THE TASK :: Transcribe all the records with complete accuracy.

(Data listing)
□ □ □ □

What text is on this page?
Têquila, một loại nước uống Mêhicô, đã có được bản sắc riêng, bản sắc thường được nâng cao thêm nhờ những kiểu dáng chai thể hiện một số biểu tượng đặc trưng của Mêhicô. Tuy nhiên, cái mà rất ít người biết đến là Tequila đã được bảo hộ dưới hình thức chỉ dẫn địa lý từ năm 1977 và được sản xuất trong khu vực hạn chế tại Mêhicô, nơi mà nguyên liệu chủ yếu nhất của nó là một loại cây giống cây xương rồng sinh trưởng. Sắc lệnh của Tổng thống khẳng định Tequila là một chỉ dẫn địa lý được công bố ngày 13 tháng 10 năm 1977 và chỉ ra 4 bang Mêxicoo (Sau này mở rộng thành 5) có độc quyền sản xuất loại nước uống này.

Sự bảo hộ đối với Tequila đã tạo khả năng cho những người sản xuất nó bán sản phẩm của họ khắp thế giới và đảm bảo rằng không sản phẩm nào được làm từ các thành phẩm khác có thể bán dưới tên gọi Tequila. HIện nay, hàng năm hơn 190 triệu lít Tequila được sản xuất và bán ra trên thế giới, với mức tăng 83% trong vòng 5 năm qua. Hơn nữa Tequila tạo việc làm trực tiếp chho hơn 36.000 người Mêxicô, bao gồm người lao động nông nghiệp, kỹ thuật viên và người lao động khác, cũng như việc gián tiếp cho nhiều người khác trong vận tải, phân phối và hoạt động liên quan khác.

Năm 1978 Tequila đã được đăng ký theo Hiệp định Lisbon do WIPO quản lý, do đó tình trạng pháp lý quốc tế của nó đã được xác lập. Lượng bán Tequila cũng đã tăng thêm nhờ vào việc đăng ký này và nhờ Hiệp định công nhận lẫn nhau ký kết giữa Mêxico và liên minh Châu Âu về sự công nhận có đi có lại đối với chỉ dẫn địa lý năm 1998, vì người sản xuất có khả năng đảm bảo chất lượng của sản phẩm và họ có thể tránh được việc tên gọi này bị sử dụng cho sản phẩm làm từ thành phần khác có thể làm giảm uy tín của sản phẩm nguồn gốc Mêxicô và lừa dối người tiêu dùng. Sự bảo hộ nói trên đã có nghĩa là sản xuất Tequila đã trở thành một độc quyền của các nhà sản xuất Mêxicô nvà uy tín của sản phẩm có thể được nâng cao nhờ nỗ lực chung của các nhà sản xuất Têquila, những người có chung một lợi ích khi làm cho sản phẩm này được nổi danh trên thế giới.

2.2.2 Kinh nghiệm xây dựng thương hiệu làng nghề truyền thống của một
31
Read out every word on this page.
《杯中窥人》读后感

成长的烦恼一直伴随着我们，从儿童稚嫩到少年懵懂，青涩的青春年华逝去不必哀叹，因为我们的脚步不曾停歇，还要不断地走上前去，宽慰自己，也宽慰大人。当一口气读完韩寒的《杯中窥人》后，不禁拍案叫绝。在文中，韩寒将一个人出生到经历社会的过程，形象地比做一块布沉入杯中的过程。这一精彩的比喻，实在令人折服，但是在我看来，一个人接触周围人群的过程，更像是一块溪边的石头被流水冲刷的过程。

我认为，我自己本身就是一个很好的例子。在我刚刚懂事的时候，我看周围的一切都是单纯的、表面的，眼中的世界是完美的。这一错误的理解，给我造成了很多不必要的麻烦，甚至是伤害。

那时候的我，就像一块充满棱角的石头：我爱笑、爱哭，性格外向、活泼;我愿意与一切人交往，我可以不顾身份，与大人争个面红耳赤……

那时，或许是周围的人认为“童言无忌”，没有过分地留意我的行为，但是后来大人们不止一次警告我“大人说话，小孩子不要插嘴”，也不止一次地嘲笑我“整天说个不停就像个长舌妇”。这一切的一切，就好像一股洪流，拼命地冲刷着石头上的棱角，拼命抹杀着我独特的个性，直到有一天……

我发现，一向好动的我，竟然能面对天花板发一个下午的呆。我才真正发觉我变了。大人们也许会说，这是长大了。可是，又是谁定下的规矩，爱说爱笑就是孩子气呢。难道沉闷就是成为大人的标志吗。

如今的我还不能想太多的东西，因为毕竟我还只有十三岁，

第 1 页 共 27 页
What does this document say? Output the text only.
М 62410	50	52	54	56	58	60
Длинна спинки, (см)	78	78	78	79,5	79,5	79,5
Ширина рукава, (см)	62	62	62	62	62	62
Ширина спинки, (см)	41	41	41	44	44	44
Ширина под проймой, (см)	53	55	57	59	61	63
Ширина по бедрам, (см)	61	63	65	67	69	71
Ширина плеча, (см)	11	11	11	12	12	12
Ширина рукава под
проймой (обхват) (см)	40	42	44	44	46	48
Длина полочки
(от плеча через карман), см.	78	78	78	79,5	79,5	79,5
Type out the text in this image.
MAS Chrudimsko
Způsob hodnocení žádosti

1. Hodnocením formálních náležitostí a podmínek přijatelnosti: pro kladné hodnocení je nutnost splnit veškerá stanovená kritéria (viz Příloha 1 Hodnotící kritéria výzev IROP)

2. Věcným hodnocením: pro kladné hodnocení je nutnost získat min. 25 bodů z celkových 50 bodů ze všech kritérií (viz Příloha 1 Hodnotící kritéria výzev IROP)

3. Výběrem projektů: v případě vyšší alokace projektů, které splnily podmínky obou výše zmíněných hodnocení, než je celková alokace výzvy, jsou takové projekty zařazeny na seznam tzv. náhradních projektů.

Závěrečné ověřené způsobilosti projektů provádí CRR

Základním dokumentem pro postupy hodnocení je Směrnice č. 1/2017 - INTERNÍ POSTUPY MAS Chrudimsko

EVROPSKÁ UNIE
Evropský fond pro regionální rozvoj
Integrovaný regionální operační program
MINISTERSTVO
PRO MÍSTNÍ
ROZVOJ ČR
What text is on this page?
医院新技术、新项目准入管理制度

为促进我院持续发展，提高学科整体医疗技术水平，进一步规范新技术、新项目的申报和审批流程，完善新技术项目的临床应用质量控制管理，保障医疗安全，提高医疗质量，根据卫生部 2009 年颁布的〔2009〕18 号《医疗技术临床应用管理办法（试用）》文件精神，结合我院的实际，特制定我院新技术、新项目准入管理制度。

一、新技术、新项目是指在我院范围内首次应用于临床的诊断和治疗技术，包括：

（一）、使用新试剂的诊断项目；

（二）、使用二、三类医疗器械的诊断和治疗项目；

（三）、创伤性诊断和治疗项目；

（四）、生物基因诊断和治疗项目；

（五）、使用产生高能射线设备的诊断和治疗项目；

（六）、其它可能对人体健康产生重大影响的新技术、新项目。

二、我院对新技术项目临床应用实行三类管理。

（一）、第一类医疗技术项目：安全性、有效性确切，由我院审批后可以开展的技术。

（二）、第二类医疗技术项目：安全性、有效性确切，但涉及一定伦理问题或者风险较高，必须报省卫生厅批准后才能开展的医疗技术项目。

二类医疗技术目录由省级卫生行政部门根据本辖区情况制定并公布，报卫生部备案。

□ □ □ □

SOLUTION FOR THIS TASK ::
What text is on this page?
Têquila, một loại nước uống Mêhicô, đã có được bản sắc riêng, bản sắc thường được nâng cao thêm nhờ những kiểu dáng chai thể hiện một số biểu tượng đặc trưng của Mêhicô. Tuy nhiên, cái mà rất ít người biết đến là Tequila đã được bảo hộ dưới hình thức chỉ dẫn địa lý từ năm 1977 và được sản xuất trong khu vực hạn chế tại Mêhicô, nơi mà nguyên liệu chủ yếu nhất của nó là một loại cây giống cây xương rồng sinh trưởng. Sắc lệnh của Tổng thống khẳng định Tequila là một chỉ dẫn địa lý được công bố ngày 13 tháng 10 năm 1977 và chỉ ra 4 bang Mêxicoo (Sau này mở rộng thành 5) có độc quyền sản xuất loại nước uống này.

Sự bảo hộ đối với Tequila đã tạo khả năng cho những người sản xuất nó bán sản phẩm của họ khắp thế giới và đảm bảo rằng không sản phẩm nào được làm từ các thành phẩm khác có thể bán dưới tên gọi Tequila. HIện nay, hàng năm hơn 190 triệu lít Tequila được sản xuất và bán ra trên thế giới, với mức tăng 83% trong vòng 5 năm qua. Hơn nữa Tequila tạo việc làm trực tiếp chho hơn 36.000 người Mêxicô, bao gồm người lao động nông nghiệp, kỹ thuật viên và người lao động khác, cũng như việc gián tiếp cho nhiều người khác trong vận tải, phân phối và hoạt động liên quan khác.

Năm 1978 Tequila đã được đăng ký theo Hiệp định Lisbon do WIPO quản lý, do đó tình trạng pháp lý quốc tế của nó đã được xác lập. Lượng bán Tequila cũng đã tăng thêm nhờ vào việc đăng ký này và nhờ Hiệp định công nhận lẫn nhau ký kết giữa Mêxico và liên minh Châu Âu về sự công nhận có đi có lại đối với chỉ dẫn địa lý năm 1998, vì người sản xuất có khả năng đảm bảo chất lượng của sản phẩm và họ có thể tránh được việc tên gọi này bị sử dụng cho sản phẩm làm từ thành phần khác có thể làm giảm uy tín của sản phẩm nguồn gốc Mêxicô và lừa dối người tiêu dùng. Sự bảo hộ nói trên đã có nghĩa là sản xuất Tequila đã trở thành một độc quyền của các nhà sản xuất Mêxicô nvà uy tín của sản phẩm có thể được nâng cao nhờ nỗ lực chung của các nhà sản xuất Têquila, những người có chung một lợi ích khi làm cho sản phẩm này được nổi danh trên thế giới.

2.2.2 Kinh nghiệm xây dựng thương hiệu làng nghề truyền thống của một
31
Read out every word on this page.
《杯中窥人》读后感

成长的烦恼一直伴随着我们，从儿童稚嫩到少年懵懂，青涩的青春年华逝去不必哀叹，因为我们的脚步不曾停歇，还要不断地走上前去，宽慰自己，也宽慰大人。当一口气读完韩寒的《杯中窥人》后，不禁拍案叫绝。在文中，韩寒将一个人出生到经历社会的过程，形象地比做一块布沉入杯中的过程。这一精彩的比喻，实在令人折服，但是在我看来，一个人接触周围人群的过程，更像是一块溪边的石头被流水冲刷的过程。

我认为，我自己本身就是一个很好的例子。在我刚刚懂事的时候，我看周围的一切都是单纯的、表面的，眼中的世界是完美的。这一错误的理解，给我造成了很多不必要的麻烦，甚至是伤害。

那时候的我，就像一块充满棱角的石头：我爱笑、爱哭，性格外向、活泼;我愿意与一切人交往，我可以不顾身份，与大人争个面红耳赤……

那时，或许是周围的人认为“童言无忌”，没有过分地留意我的行为，但是后来大人们不止一次警告我“大人说话，小孩子不要插嘴”，也不止一次地嘲笑我“整天说个不停就像个长舌妇”。这一切的一切，就好像一股洪流，拼命地冲刷着石头上的棱角，拼命抹杀着我独特的个性，直到有一天……

我发现，一向好动的我，竟然能面对天花板发一个下午的呆。我才真正发觉我变了。大人们也许会说，这是长大了。可是，又是谁定下的规矩，爱说爱笑就是孩子气呢。难道沉闷就是成为大人的标志吗。

如今的我还不能想太多的东西，因为毕竟我还只有十三岁，

第 1 页 共 27 页
What does this document say? Output the text only.
М 62410	50	52	54	56	58	60
Длинна спинки, (см)	78	78	78	79,5	79,5	79,5
Ширина рукава, (см)	62	62	62	62	62	62
Ширина спинки, (см)	41	41	41	44	44	44
Ширина под проймой, (см)	53	55	57	59	61	63
Ширина по бедрам, (см)	61	63	65	67	69	71
Ширина плеча, (см)	11	11	11	12	12	12
Ширина рукава под
проймой (обхват) (см)	40	42	44	44	46	48
Длина полочки
(от плеча через карман), см.	78	78	78	79,5	79,5	79,5
Type out the text in this image.
MAS Chrudimsko
Způsob hodnocení žádosti

1. Hodnocením formálních náležitostí a podmínek přijatelnosti: pro kladné hodnocení je nutnost splnit veškerá stanovená kritéria (viz Příloha 1 Hodnotící kritéria výzev IROP)

2. Věcným hodnocením: pro kladné hodnocení je nutnost získat min. 25 bodů z celkových 50 bodů ze všech kritérií (viz Příloha 1 Hodnotící kritéria výzev IROP)

3. Výběrem projektů: v případě vyšší alokace projektů, které splnily podmínky obou výše zmíněných hodnocení, než je celková alokace výzvy, jsou takové projekty zařazeny na seznam tzv. náhradních projektů.

Závěrečné ověřené způsobilosti projektů provádí CRR

Základním dokumentem pro postupy hodnocení je Směrnice č. 1/2017 - INTERNÍ POSTUPY MAS Chrudimsko

EVROPSKÁ UNIE
Evropský fond pro regionální rozvoj
Integrovaný regionální operační program
MINISTERSTVO
PRO MÍSTNÍ
ROZVOJ ČR
What text is on this page?
医院新技术、新项目准入管理制度

为促进我院持续发展，提高学科整体医疗技术水平，进一步规范新技术、新项目的申报和审批流程，完善新技术项目的临床应用质量控制管理，保障医疗安全，提高医疗质量，根据卫生部 2009 年颁布的〔2009〕18 号《医疗技术临床应用管理办法（试用）》文件精神，结合我院的实际，特制定我院新技术、新项目准入管理制度。

一、新技术、新项目是指在我院范围内首次应用于临床的诊断和治疗技术，包括：

（一）、使用新试剂的诊断项目；

（二）、使用二、三类医疗器械的诊断和治疗项目；

（三）、创伤性诊断和治疗项目；

（四）、生物基因诊断和治疗项目；

（五）、使用产生高能射线设备的诊断和治疗项目；

（六）、其它可能对人体健康产生重大影响的新技术、新项目。

二、我院对新技术项目临床应用实行三类管理。

（一）、第一类医疗技术项目：安全性、有效性确切，由我院审批后可以开展的技术。

（二）、第二类医疗技术项目：安全性、有效性确切，但涉及一定伦理问题或者风险较高，必须报省卫生厅批准后才能开展的医疗技术项目。

二类医疗技术目录由省级卫生行政部门根据本辖区情况制定并公布，报卫生部备案。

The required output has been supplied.